Aim of the exercise: Set out each line from the following listing that includes the word "investments".
┌──
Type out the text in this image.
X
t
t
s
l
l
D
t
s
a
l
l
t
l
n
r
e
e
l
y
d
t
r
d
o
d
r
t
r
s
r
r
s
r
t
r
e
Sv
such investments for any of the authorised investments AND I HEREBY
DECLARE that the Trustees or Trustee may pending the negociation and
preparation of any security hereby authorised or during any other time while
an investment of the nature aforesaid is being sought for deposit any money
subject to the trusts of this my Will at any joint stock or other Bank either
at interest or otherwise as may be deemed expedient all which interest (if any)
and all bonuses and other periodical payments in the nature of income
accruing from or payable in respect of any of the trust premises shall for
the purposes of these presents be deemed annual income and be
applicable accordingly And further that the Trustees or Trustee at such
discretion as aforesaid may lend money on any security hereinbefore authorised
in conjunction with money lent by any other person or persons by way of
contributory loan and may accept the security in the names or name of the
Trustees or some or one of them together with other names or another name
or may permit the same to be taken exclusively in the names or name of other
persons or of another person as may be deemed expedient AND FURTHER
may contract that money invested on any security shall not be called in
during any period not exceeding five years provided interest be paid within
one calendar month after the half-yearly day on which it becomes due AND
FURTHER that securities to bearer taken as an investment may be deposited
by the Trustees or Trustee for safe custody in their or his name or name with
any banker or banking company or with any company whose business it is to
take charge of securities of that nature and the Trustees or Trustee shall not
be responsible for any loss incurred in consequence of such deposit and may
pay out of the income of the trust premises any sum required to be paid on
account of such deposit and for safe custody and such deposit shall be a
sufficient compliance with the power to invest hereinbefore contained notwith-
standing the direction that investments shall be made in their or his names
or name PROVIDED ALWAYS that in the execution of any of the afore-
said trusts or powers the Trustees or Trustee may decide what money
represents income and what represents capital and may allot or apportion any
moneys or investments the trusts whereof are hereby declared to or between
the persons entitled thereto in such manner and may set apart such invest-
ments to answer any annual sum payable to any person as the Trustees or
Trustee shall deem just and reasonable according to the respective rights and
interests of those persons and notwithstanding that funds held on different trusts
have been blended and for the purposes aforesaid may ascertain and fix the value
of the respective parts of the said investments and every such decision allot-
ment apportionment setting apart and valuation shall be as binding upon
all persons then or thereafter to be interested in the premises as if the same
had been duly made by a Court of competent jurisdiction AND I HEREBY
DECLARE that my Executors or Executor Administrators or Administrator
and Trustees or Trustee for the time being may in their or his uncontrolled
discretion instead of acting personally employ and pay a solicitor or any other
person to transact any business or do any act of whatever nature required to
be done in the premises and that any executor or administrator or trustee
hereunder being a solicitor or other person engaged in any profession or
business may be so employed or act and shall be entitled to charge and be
└──
┌──
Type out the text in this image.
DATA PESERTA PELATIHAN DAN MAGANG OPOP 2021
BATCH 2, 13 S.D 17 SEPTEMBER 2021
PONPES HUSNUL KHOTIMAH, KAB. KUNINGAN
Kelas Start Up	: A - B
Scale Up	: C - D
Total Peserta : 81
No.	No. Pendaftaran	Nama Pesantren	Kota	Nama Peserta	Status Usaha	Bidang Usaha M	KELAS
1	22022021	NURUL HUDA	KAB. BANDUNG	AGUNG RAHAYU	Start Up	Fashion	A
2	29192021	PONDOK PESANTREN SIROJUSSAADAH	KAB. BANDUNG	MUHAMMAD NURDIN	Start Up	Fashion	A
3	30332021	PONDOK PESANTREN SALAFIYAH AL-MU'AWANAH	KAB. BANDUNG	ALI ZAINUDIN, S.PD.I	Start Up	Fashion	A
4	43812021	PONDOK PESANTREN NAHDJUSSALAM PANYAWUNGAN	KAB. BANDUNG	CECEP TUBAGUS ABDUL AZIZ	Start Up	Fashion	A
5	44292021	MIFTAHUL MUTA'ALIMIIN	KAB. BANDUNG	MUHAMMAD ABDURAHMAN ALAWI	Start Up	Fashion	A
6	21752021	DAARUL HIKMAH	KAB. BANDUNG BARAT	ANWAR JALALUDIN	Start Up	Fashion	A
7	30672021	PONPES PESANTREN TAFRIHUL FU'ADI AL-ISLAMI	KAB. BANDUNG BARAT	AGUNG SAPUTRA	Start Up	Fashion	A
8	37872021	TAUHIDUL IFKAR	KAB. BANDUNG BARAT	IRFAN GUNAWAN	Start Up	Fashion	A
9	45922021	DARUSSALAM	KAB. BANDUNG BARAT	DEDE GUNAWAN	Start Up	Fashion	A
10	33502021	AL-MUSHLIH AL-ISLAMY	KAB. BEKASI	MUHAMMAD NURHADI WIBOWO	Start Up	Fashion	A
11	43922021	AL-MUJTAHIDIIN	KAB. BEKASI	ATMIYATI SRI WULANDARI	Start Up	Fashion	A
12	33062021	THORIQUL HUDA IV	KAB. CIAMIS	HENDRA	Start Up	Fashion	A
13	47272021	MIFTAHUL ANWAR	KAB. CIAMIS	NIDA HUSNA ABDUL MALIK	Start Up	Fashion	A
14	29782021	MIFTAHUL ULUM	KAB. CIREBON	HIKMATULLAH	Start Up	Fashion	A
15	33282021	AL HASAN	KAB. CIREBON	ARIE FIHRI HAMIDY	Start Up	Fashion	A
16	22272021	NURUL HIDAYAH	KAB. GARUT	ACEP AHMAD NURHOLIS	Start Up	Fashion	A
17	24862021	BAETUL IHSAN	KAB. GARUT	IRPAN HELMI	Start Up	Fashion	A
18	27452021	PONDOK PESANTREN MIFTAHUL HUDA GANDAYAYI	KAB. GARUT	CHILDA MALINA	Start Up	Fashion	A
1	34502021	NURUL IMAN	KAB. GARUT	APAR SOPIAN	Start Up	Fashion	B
└──
┌──
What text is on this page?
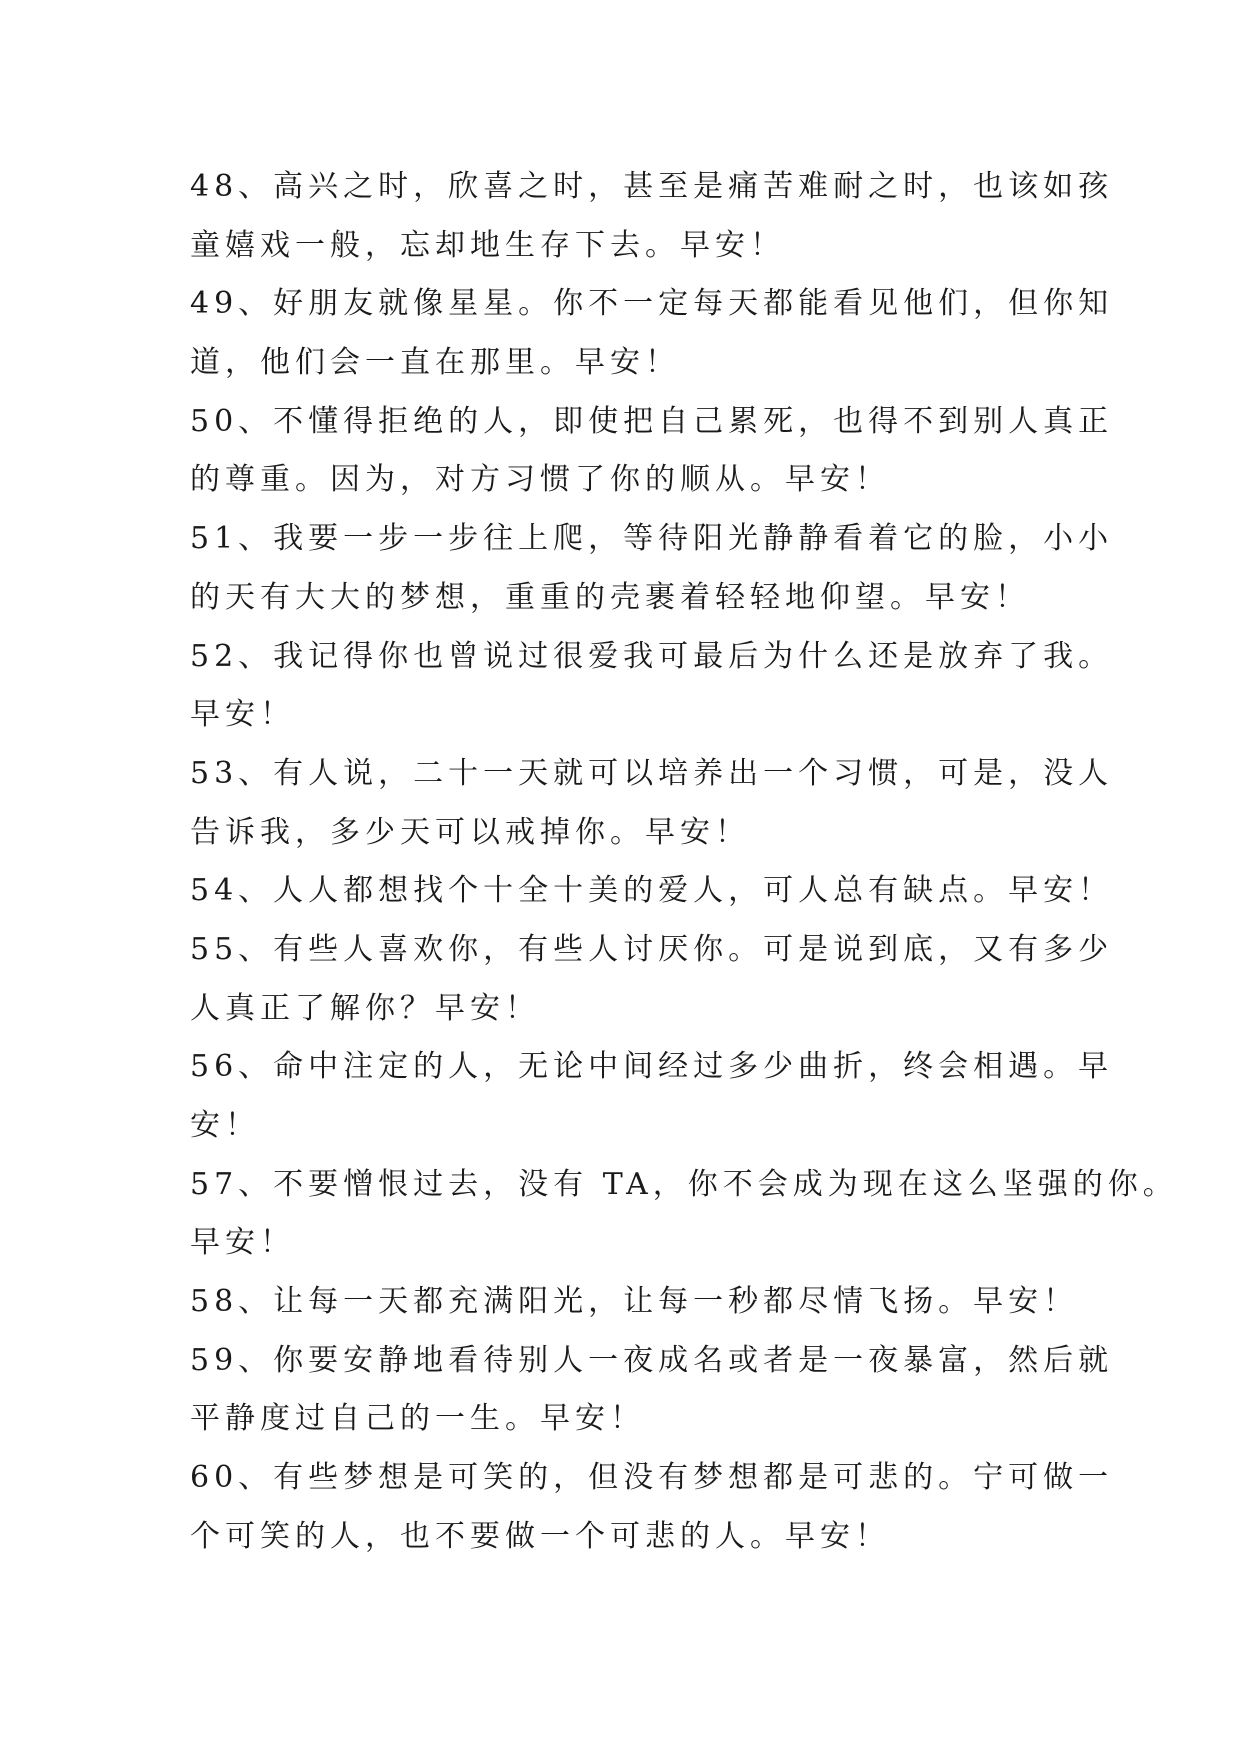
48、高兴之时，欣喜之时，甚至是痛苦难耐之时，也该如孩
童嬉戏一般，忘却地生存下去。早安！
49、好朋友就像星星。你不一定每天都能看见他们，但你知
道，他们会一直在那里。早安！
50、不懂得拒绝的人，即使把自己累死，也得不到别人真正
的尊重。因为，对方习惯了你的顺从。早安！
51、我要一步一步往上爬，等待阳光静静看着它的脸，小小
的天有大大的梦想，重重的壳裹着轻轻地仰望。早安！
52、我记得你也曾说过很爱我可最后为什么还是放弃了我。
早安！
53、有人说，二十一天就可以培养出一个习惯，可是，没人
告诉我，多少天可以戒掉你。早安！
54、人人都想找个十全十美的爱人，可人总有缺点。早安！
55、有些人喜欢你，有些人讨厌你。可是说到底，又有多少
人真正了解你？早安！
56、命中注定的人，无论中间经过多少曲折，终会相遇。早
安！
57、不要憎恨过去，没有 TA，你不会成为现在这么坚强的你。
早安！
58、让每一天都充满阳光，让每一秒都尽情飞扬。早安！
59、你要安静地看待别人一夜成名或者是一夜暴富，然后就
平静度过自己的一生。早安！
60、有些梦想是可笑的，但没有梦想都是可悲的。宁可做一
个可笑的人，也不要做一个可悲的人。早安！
└──
Task response:
such investments for any of the authorised investments AND I HEREBY
standing the direction that investments shall be made in their or his names
moneys or investments the trusts whereof are hereby declared to or between
of the respective parts of the said investments and every such decision allot-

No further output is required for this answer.